Work to complete :: From the entries provided below, copy each line that contains the word "Syndrome".

Given records ::
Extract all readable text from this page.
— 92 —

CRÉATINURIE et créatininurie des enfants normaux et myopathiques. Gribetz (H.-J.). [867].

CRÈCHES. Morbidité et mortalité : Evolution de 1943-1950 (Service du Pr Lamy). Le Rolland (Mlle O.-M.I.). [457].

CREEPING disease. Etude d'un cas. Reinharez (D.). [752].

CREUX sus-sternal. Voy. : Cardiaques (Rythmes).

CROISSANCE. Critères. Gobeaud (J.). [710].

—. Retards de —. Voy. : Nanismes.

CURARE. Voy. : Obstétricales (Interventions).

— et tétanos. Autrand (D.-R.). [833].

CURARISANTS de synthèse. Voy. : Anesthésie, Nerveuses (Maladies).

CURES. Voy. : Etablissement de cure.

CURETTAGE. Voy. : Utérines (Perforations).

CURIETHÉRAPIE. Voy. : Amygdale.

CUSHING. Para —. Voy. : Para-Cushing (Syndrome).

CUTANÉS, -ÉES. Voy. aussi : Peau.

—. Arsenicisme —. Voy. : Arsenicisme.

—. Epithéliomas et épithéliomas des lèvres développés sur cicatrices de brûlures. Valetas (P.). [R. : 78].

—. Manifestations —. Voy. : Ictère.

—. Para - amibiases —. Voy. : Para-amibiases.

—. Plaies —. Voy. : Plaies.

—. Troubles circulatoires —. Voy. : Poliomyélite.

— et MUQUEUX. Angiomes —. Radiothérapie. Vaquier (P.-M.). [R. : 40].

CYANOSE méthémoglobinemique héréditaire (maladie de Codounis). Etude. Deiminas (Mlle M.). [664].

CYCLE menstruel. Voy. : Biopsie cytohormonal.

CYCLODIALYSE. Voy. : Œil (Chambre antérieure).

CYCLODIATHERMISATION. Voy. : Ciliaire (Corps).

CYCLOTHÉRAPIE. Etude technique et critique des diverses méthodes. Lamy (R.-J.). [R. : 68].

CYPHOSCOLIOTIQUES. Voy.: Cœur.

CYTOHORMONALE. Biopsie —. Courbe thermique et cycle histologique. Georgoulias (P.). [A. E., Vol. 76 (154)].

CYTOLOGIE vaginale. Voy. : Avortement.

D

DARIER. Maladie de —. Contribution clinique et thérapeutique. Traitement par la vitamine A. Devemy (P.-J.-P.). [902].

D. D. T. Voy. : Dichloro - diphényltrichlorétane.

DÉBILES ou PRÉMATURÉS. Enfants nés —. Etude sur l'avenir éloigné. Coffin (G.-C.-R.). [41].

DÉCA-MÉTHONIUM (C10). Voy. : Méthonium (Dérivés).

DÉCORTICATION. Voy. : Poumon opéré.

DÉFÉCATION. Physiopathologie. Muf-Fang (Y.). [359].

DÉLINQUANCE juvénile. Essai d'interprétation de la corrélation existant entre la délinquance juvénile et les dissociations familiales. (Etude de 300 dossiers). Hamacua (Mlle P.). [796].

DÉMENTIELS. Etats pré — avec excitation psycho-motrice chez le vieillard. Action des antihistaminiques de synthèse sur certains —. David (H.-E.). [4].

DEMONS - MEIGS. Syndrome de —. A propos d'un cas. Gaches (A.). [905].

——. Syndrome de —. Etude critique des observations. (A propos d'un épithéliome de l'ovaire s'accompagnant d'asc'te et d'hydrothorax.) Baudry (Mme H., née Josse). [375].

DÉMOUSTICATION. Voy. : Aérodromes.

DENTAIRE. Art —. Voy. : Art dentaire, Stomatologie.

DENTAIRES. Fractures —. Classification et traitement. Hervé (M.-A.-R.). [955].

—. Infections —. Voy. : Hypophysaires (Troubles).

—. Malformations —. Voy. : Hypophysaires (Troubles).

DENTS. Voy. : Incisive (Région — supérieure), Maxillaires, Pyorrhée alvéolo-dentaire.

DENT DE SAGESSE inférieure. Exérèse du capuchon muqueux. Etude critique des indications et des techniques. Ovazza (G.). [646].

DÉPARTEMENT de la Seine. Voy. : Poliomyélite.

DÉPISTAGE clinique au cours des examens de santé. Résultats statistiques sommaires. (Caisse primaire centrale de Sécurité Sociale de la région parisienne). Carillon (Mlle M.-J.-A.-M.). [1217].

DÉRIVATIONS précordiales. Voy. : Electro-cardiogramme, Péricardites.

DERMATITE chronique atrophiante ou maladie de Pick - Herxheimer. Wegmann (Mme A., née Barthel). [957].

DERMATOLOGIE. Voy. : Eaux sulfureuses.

* * *

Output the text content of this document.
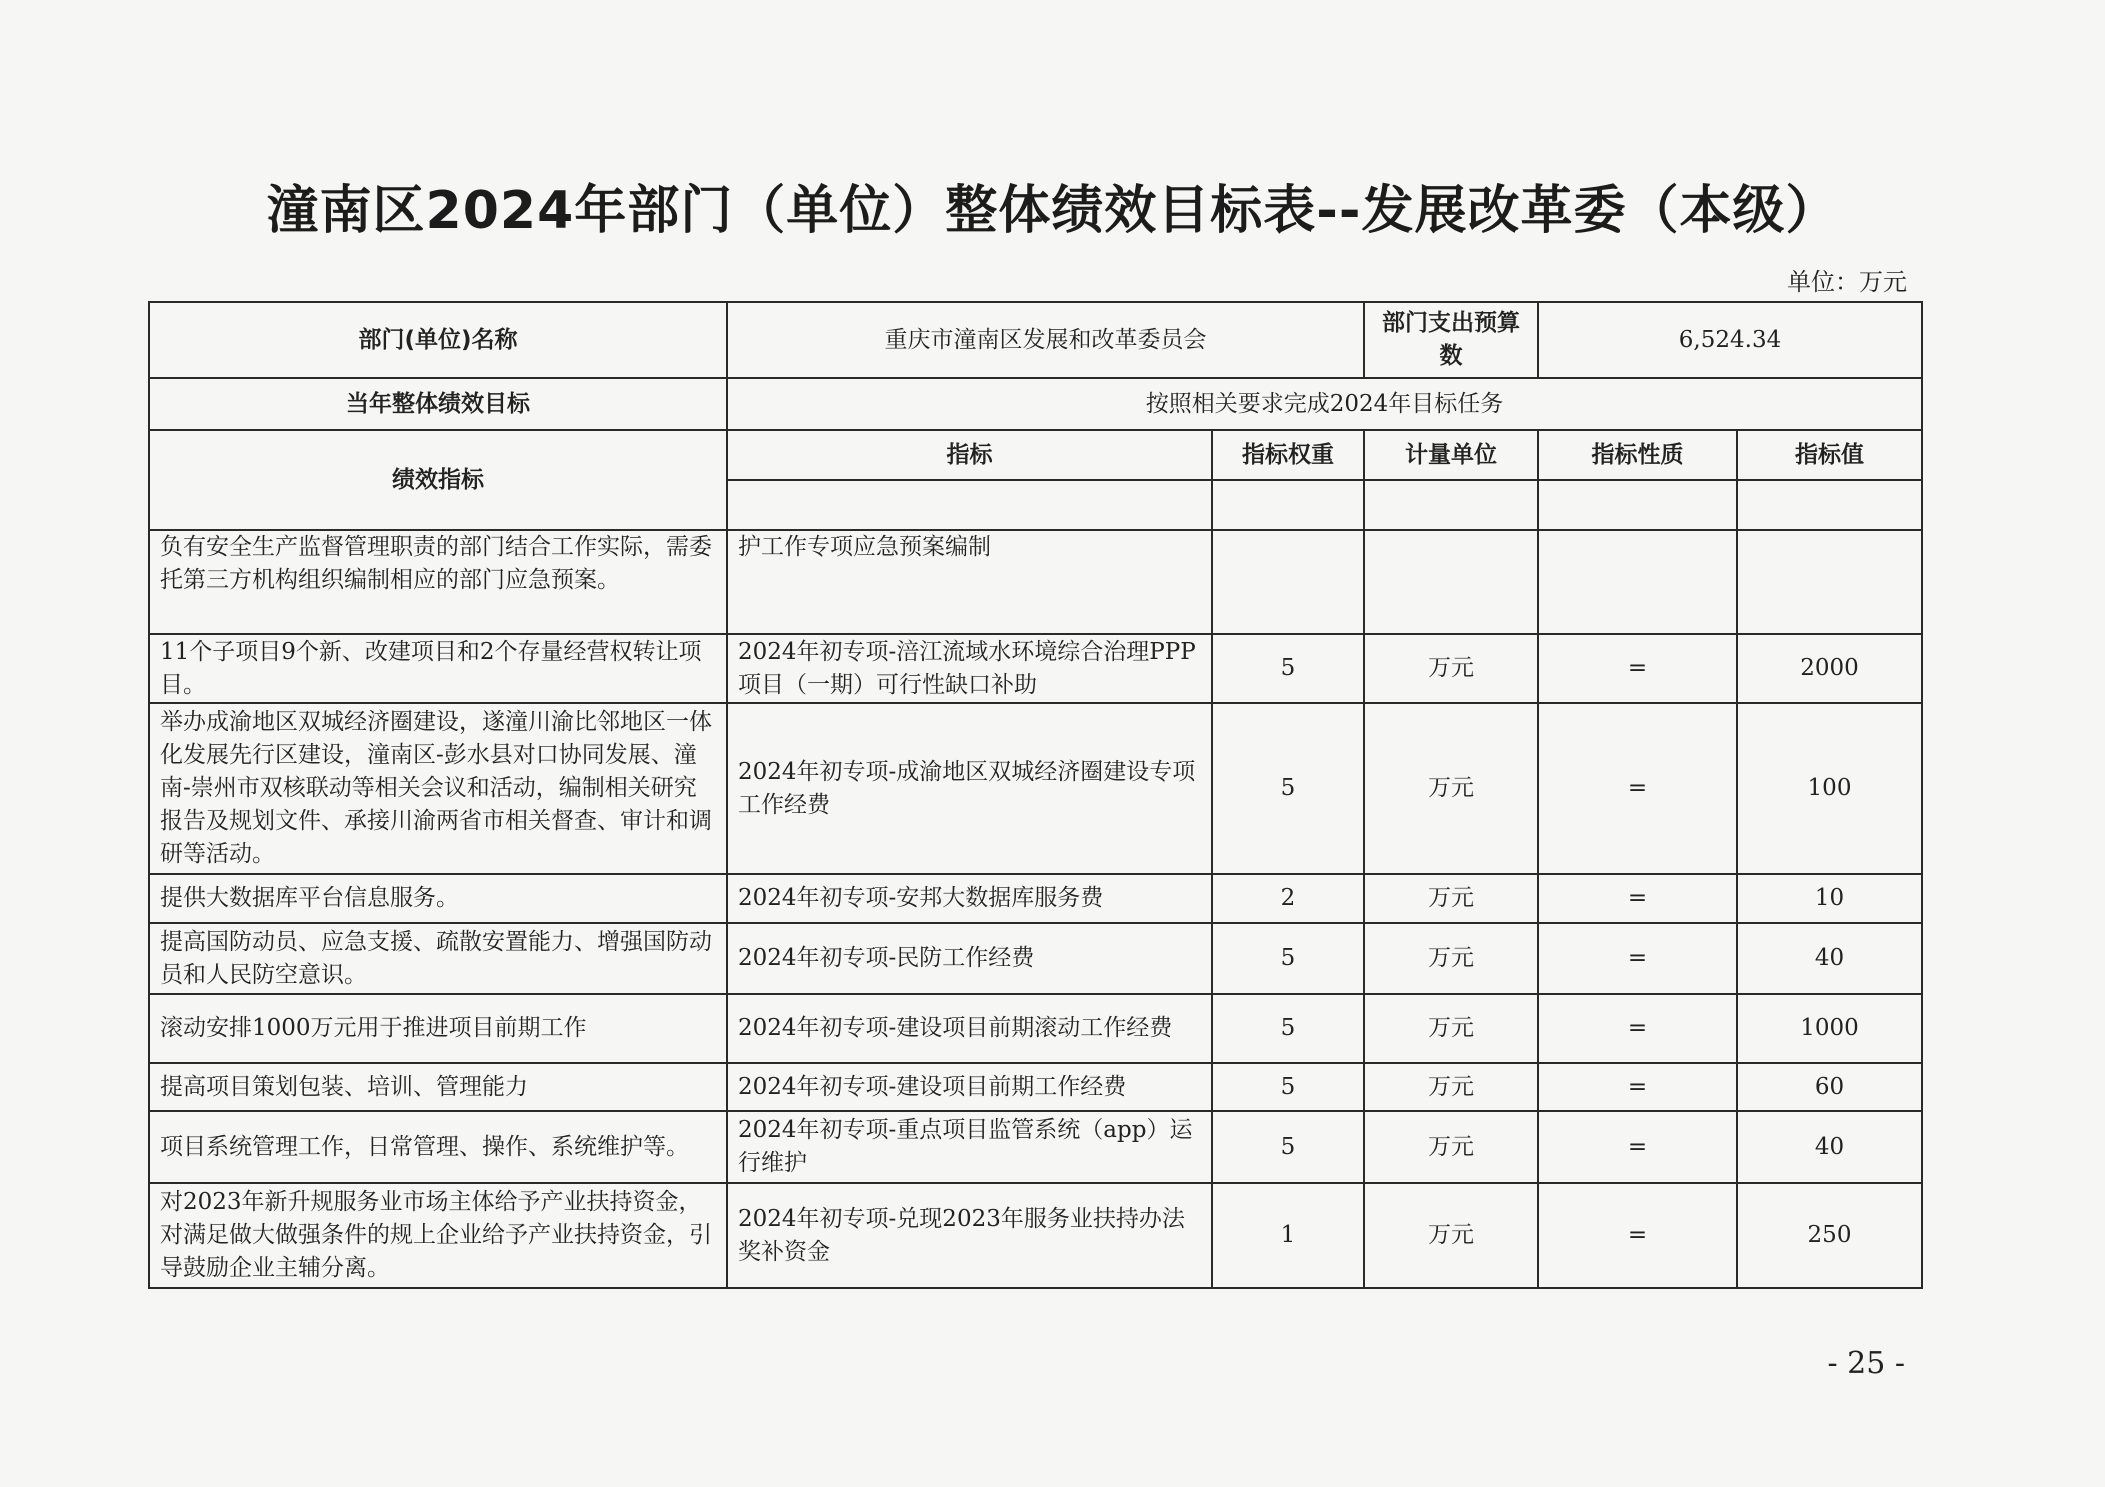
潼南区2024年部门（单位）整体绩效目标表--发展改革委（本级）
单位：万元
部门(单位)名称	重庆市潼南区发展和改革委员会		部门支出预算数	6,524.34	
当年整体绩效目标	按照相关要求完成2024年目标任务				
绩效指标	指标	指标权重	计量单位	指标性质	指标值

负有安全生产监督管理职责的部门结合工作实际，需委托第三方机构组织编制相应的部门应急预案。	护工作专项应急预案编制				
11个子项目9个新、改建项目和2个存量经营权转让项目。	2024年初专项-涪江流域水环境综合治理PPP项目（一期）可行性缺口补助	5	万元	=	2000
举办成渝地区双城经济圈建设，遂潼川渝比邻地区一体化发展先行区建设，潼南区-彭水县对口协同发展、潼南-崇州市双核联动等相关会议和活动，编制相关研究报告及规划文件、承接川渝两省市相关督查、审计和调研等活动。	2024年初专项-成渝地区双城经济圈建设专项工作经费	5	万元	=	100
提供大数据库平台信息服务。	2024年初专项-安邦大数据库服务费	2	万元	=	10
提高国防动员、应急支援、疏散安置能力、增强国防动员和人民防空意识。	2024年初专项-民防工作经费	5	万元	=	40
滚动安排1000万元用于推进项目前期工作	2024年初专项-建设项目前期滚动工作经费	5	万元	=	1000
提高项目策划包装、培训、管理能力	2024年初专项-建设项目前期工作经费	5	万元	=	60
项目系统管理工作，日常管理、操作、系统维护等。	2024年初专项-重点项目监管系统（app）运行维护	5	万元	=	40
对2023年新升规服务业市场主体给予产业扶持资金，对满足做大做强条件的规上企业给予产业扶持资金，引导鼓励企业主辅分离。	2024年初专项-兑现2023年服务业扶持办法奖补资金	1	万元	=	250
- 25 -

Task response ::
CUSHING. Para —. Voy. : Para-Cushing (Syndrome).
DEMONS - MEIGS. Syndrome de —. A propos d'un cas. Gaches (A.). [905].
——. Syndrome de —. Etude critique des observations. (A propos d'un épithéliome de l'ovaire s'accompagnant d'asc'te et d'hydrothorax.) Baudry (Mme H., née Josse). [375].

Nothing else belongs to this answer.